Written problem:
Review the lines that follow and copy each one that contains the word "name".

Records contained in a dataset:
————————

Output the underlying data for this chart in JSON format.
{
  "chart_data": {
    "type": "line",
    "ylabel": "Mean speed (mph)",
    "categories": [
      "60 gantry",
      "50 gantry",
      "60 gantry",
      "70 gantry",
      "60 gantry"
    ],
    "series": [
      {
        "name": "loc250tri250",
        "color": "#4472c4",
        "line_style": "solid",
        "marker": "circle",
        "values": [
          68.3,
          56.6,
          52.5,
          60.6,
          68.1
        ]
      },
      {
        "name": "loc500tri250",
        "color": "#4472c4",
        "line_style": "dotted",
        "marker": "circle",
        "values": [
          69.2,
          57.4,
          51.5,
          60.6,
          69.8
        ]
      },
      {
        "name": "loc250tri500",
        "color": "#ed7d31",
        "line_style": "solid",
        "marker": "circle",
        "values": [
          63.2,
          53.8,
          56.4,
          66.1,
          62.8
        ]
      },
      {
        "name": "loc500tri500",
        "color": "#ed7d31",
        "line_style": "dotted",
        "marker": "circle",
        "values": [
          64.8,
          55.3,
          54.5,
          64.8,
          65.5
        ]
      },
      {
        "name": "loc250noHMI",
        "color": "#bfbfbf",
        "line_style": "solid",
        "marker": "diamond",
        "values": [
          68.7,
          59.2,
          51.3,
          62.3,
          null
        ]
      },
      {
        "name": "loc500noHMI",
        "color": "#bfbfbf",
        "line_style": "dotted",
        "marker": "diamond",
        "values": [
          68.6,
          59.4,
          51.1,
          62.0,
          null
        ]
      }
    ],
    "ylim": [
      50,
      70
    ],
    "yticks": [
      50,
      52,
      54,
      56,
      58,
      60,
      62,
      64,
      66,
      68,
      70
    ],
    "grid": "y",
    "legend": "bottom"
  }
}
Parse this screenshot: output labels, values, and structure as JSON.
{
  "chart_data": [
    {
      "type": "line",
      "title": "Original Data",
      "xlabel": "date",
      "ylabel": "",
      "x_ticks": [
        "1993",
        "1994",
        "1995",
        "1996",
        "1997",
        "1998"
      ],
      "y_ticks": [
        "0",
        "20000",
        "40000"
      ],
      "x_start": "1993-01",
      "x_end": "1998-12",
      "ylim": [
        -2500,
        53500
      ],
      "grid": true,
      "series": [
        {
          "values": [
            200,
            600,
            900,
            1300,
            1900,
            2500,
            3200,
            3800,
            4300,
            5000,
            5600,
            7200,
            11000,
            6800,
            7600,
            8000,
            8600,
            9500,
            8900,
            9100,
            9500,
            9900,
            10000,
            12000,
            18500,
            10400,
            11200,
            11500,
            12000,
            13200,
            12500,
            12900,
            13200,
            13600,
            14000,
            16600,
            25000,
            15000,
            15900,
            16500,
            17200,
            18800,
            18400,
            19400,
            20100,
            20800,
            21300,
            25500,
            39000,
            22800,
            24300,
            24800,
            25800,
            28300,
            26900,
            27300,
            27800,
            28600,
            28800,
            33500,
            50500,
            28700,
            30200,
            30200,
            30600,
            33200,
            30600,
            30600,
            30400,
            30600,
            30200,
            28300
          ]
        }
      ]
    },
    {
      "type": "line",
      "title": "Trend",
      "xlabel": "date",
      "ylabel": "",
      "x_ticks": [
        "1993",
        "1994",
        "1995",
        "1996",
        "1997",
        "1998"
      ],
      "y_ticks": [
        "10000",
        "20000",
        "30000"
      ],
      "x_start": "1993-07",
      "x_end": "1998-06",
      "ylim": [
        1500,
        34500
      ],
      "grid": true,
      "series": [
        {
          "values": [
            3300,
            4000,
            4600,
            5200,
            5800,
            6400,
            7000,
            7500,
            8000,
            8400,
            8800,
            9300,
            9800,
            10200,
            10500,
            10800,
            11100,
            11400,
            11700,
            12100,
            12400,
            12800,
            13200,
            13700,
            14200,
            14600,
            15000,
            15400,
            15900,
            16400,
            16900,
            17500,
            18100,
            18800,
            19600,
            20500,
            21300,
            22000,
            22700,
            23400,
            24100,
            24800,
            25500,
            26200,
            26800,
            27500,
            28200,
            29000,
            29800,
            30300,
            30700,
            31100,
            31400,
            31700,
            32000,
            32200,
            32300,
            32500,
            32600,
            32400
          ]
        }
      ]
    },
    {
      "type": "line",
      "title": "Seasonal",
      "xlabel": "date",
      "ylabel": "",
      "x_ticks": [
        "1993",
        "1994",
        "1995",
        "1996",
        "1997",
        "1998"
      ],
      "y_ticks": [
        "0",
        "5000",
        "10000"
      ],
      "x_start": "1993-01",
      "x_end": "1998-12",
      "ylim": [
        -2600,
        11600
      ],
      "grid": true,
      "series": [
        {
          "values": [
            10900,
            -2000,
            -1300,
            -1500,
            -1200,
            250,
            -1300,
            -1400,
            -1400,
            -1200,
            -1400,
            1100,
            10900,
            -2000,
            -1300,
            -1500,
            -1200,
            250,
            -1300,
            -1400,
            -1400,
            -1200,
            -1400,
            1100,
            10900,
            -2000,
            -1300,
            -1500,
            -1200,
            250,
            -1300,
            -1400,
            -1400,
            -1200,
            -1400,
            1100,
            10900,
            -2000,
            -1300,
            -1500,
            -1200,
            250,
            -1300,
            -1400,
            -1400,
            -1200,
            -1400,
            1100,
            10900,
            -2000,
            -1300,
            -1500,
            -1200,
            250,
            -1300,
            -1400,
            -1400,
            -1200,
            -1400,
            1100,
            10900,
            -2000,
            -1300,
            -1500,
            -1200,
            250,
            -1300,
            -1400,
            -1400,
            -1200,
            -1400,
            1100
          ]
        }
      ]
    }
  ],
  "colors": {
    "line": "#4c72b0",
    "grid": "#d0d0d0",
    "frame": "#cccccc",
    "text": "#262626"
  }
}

————————

Written response:
        "name": "loc250tri250",
        "name": "loc500tri250",
        "name": "loc250tri500",
        "name": "loc500tri500",
        "name": "loc250noHMI",
        "name": "loc500noHMI",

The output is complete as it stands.